··· Trecho citado

Debates entre as máquinas

Durante a volta, os trabalhadores explicam como fazem funcionar uma planta de grandes dimensões e alta tecnologia: "Temos coordenadores de produção votados em assembleia". Essa é uma das coisas que sempre reconhecem que aprenderam com os ceramistas de Zanon. A planificação operária como alternativa ao despotismo do capital nas fábricas.

O "Louco" Medina, olha a capa do jornal que está na mesa junto da revista Vanidades (Vaidades). "Está revista sempre foi reconhecida por sua qualidade. Nossa organização não nos impediu de continuar produzindo com a mesma qualidade e ao mesmo tempo compartilhar o espaço de trabalho através de conversas e debates de todo tipo. Neste setor há companheiros que votaram em Del Cano, Macri, Scioli ou Massa [candidatos à presidência na Argentina], são comuns os debates de política enquanto trabalhamos. Também sobre a fábrica, a situação do país e sobre como avançar e conquistar a expropriação".

Os debates políticos vinham desde antes da fábrica ser gestionada por seus trabalhadores. "No caso da impressão do La Izquierda Diario, que todos sabemos que é um jornal de esquerda, que é do PTS, muitas conversas saem quando vamos vendo as páginas, o que diz o periódico, o que saiu neste número. Em geral, a tarefa de imprimir materiais facilita a leitura. Revistas, dicionários, sempre tivemos ao alcance uma diversidade de temas para ler, opinar, criticar, expressar a ideologia que cada um temos.

É inevitável falar da tradição dos tipógrafos, e depois gráficos, sementeira setores combativos da classe operária. Os que organizaram os primeiros sindicatos na Argentina, que loco produziram seus jornais sindicais ou políticos, que tem seus mártires na Argentina e em Chicago.

"Em nossa fábrica tudo isso é muito importante por que te leva a discutir a saída que nos demos. Por que tomamos a fábrica e colocamos para produzir, por que os governos fazem todo o possível para não haja mais exemplos como este, que os trabalhadores não podemos ter consciência se administra e se sustenta uma fábrica sob gestão operária. Essas são coisas que se colocam dia a dia na MadyGraf, e encontrarmos a impressão de um jornal de esquerda gera também inquietude e politização. Inclusive aqueles que dizem “vamos lá para um churrasquinho” mas sempre o vemos sair com o La Izquierda Diário em baixo do braço, e depois volta com alguma discussão."

······

• Seu objetivo:
Por favor, transcreva fielmente a parte do trecho citado que começa nas palavras "Os debates políticos" e termina depois de "e em Chicago.".

··· Informações extraídas

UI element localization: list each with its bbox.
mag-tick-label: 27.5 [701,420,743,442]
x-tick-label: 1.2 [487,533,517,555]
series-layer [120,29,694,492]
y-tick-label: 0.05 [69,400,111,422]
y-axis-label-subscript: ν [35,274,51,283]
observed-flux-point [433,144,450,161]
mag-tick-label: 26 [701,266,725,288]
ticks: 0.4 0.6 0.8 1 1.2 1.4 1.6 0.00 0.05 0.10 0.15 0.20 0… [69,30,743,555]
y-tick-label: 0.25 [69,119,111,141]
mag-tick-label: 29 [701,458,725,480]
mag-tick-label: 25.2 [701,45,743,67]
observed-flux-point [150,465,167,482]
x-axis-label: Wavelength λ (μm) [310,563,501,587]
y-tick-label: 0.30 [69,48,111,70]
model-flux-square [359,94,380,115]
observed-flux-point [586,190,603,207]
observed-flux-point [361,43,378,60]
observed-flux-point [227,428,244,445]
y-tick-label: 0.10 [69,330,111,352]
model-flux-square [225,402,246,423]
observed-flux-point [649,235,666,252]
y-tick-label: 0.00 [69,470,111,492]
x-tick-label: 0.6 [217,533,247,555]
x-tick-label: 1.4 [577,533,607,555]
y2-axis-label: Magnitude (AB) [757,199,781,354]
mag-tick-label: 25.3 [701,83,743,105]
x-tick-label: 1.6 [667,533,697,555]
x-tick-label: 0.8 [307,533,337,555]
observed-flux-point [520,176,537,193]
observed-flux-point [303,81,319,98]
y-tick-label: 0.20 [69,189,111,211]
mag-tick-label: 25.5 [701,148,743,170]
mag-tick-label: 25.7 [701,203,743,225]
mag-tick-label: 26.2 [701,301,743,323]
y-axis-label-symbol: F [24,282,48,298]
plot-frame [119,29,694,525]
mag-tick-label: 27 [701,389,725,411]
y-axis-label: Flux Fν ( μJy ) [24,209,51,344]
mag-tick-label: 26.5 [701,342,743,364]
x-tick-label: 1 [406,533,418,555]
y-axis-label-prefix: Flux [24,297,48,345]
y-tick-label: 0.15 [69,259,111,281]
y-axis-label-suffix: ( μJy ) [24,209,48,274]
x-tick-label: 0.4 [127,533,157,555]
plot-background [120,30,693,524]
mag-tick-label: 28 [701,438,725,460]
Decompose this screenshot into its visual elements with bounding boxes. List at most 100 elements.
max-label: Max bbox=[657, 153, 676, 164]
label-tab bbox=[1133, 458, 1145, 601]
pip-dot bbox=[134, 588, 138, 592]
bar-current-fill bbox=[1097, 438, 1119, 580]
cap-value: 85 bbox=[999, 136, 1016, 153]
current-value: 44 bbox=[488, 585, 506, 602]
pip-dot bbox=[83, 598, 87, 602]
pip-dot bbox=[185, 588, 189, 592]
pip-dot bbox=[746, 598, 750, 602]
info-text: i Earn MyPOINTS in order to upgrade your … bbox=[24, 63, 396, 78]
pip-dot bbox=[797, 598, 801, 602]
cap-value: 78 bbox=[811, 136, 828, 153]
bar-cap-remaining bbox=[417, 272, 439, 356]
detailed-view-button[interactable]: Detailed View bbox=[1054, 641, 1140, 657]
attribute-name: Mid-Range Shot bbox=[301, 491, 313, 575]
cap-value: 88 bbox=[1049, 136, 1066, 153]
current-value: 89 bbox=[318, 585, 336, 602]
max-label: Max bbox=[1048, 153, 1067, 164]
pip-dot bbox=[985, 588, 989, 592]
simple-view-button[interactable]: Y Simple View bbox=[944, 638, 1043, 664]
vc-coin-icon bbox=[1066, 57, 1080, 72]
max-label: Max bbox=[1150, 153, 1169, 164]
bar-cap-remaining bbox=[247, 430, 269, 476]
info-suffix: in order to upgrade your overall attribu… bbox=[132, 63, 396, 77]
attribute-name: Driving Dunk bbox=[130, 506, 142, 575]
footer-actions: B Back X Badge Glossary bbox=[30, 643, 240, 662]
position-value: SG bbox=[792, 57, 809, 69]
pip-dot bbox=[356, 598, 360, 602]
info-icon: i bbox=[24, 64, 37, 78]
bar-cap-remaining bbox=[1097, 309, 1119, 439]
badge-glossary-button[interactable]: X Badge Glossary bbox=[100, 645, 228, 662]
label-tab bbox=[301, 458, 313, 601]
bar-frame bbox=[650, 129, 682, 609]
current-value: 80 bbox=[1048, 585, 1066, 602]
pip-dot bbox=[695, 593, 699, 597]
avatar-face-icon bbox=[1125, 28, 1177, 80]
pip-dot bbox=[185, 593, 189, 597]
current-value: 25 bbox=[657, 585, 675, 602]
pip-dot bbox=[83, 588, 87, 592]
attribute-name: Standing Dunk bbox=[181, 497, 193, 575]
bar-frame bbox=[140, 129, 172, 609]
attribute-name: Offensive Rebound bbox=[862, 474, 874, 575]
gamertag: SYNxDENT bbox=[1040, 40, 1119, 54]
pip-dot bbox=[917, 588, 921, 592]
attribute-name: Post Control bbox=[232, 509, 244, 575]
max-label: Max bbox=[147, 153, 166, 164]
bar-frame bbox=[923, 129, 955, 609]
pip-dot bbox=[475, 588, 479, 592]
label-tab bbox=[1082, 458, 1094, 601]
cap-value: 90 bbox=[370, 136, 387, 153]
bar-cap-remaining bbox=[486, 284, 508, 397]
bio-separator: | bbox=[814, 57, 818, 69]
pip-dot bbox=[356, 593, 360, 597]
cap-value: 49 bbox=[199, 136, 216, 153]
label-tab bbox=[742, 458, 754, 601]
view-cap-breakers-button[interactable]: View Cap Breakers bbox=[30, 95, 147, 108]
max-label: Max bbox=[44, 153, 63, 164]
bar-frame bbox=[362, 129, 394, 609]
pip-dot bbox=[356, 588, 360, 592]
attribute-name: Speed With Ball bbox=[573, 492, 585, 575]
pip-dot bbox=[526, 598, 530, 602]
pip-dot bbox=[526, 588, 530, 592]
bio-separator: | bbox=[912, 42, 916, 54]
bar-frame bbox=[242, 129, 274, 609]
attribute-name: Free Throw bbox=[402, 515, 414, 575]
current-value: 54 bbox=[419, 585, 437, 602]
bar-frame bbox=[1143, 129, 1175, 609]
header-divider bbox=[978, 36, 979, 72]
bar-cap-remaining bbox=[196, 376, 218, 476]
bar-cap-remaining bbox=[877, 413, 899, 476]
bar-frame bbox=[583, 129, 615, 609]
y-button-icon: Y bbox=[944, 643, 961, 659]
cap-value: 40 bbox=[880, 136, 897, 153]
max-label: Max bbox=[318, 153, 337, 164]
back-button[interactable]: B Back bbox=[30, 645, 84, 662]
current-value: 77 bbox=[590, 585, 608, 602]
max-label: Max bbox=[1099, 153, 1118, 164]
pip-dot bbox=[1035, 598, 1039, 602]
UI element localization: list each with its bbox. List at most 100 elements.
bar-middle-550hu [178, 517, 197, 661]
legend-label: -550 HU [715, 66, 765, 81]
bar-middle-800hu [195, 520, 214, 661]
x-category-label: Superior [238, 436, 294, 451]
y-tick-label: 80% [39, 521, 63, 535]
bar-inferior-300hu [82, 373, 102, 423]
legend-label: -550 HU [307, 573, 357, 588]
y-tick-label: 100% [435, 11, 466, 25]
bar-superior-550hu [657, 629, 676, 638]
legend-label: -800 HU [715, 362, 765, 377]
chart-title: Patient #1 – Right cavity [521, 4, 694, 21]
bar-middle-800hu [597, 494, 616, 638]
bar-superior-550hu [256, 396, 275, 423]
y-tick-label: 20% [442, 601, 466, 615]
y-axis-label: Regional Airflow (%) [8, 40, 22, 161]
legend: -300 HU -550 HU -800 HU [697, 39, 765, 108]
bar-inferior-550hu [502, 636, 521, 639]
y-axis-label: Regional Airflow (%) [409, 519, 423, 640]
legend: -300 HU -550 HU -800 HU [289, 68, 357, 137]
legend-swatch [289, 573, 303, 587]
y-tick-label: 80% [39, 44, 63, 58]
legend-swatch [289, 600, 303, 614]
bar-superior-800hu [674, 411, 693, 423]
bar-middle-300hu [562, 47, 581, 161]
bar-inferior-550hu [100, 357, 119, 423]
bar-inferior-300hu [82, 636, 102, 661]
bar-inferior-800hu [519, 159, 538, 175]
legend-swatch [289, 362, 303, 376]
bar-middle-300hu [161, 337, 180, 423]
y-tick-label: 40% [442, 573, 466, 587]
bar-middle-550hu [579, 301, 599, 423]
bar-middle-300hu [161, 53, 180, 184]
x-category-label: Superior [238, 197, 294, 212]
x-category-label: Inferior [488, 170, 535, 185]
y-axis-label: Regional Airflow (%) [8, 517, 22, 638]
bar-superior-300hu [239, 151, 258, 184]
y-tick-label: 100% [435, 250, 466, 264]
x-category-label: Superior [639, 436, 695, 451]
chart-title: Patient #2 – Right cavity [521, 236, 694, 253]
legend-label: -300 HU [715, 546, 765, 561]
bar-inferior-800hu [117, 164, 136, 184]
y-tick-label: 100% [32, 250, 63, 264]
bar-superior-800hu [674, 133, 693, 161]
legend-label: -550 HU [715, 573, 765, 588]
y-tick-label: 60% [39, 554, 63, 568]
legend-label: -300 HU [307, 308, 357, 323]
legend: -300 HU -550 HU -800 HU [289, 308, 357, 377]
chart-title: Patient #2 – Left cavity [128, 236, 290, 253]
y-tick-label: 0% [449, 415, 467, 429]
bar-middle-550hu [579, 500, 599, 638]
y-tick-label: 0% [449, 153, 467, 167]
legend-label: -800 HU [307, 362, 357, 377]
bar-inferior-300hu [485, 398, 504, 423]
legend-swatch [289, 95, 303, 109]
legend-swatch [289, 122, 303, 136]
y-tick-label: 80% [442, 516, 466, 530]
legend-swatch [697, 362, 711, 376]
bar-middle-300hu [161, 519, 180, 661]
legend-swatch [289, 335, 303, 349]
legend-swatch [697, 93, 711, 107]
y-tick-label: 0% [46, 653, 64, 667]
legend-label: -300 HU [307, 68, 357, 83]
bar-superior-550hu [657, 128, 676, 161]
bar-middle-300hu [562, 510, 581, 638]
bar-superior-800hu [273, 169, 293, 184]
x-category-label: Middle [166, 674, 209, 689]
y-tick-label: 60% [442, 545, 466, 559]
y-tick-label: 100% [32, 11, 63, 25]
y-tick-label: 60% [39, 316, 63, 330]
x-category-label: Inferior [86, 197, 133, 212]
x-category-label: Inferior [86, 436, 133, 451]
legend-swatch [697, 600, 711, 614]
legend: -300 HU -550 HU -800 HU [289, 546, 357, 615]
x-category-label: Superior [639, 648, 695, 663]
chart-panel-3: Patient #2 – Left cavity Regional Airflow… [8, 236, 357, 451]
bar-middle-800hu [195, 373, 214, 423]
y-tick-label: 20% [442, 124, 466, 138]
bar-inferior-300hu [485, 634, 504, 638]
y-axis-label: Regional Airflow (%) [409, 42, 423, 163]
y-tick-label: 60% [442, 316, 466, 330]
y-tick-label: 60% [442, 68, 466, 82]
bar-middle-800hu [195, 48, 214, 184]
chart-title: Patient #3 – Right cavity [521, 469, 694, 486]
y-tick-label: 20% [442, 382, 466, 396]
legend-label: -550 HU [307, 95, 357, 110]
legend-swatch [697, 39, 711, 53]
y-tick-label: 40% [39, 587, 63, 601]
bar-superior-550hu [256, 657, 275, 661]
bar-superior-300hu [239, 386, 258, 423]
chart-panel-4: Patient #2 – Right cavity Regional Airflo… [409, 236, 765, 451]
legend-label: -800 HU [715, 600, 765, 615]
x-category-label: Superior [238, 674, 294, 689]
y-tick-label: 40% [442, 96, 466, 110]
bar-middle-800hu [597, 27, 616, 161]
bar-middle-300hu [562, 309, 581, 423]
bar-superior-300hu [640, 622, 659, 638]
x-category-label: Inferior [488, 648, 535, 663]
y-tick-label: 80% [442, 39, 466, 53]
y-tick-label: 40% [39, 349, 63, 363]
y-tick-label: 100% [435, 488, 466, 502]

······

• Resposta ao problema:
Os debates políticos vinham desde antes da fábrica ser gestionada por seus trabalhadores. "No caso da impressão do La Izquierda Diario, que todos sabemos que é um jornal de esquerda, que é do PTS, muitas conversas saem quando vamos vendo as páginas, o que diz o periódico, o que saiu neste número. Em geral, a tarefa de imprimir materiais facilita a leitura. Revistas, dicionários, sempre tivemos ao alcance uma diversidade de temas para ler, opinar, criticar, expressar a ideologia que cada um temos.

É inevitável falar da tradição dos tipógrafos, e depois gráficos, sementeira setores combativos da classe operária. Os que organizaram os primeiros sindicatos na Argentina, que loco produziram seus jornais sindicais ou políticos, que tem seus mártires na Argentina e em Chicago.